**Available records**.

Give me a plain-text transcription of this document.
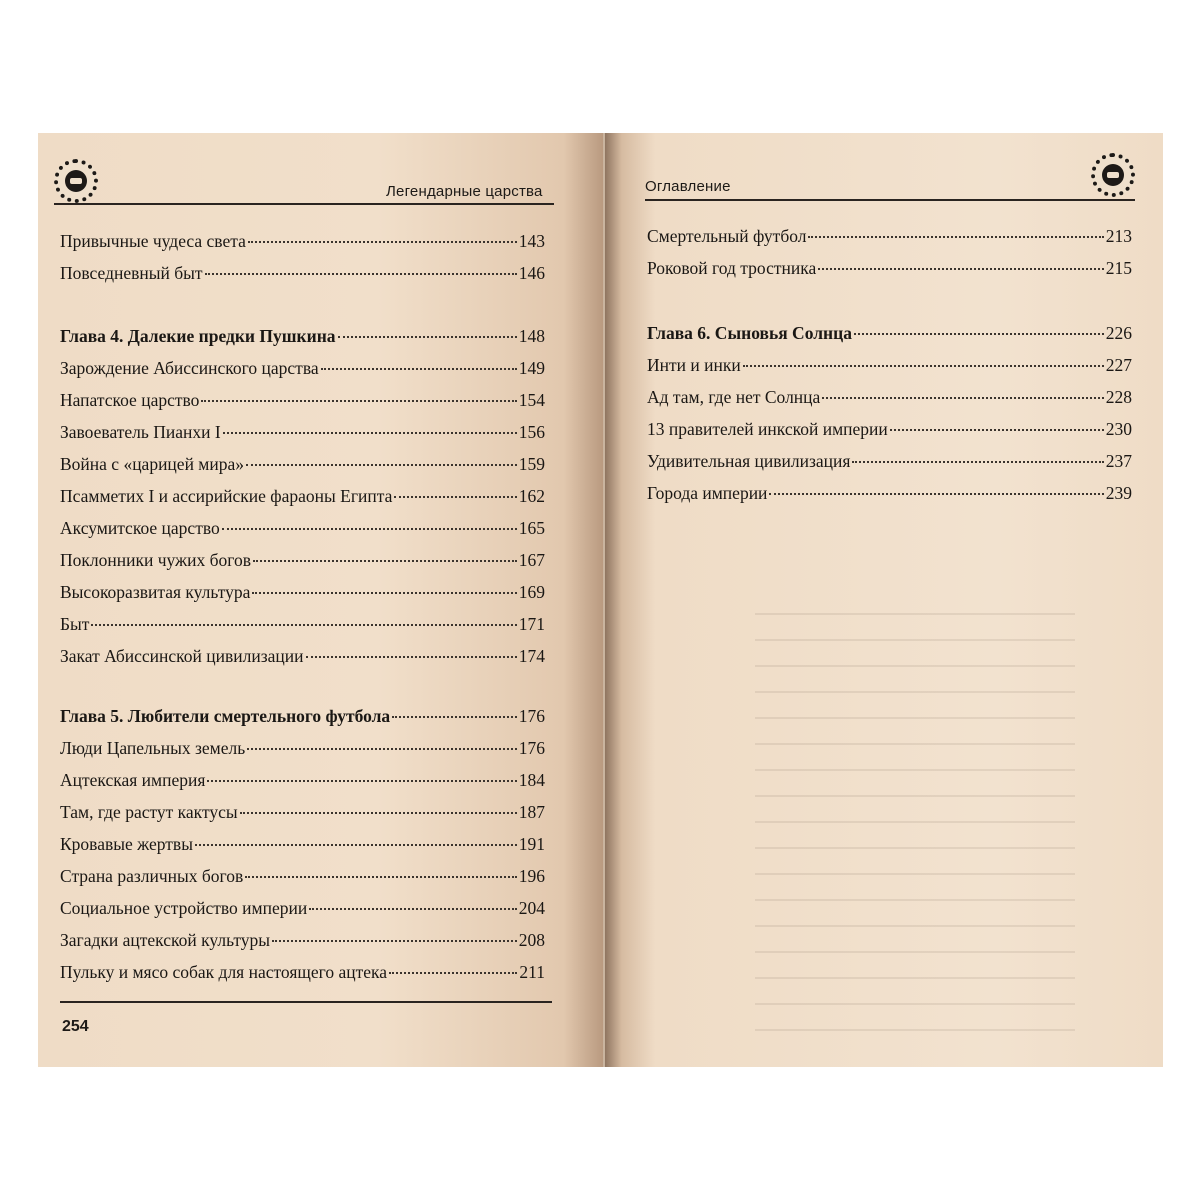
Легендарные царства
Привычные чудеса света	143
Повседневный быт	146
Глава 4. Далекие предки Пушкина	148
Зарождение Абиссинского царства	149
Напатское царство	154
Завоеватель Пианхи I	156
Война с «царицей мира»	159
Псамметих I и ассирийские фараоны Египта	162
Аксумитское царство	165
Поклонники чужих богов	167
Высокоразвитая культура	169
Быт	171
Закат Абиссинской цивилизации	174
Глава 5. Любители смертельного футбола	176
Люди Цапельных земель	176
Ацтекская империя	184
Там, где растут кактусы	187
Кровавые жертвы	191
Страна различных богов	196
Социальное устройство империи	204
Загадки ацтекской культуры	208
Пульку и мясо собак для настоящего ацтека	211
254
Оглавление
Смертельный футбол	213
Роковой год тростника	215
Глава 6. Сыновья Солнца	226
Инти и инки	227
Ад там, где нет Солнца	228
13 правителей инкской империи	230
Удивительная цивилизация	237
Города империи	239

**Requirement**. Transcribe all of the entries word for word, but skip any pictures they contain.

**Exercise response**.
Give me a plain-text transcription of this document.
Легендарные царства
Привычные чудеса света	143
Повседневный быт	146
Глава 4. Далекие предки Пушкина	148
Зарождение Абиссинского царства	149
Напатское царство	154
Завоеватель Пианхи I	156
Война с «царицей мира»	159
Псамметих I и ассирийские фараоны Египта	162
Аксумитское царство	165
Поклонники чужих богов	167
Высокоразвитая культура	169
Быт	171
Закат Абиссинской цивилизации	174
Глава 5. Любители смертельного футбола	176
Люди Цапельных земель	176
Ацтекская империя	184
Там, где растут кактусы	187
Кровавые жертвы	191
Страна различных богов	196
Социальное устройство империи	204
Загадки ацтекской культуры	208
Пульку и мясо собак для настоящего ацтека	211
254
Оглавление
Смертельный футбол	213
Роковой год тростника	215
Глава 6. Сыновья Солнца	226
Инти и инки	227
Ад там, где нет Солнца	228
13 правителей инкской империи	230
Удивительная цивилизация	237
Города империи	239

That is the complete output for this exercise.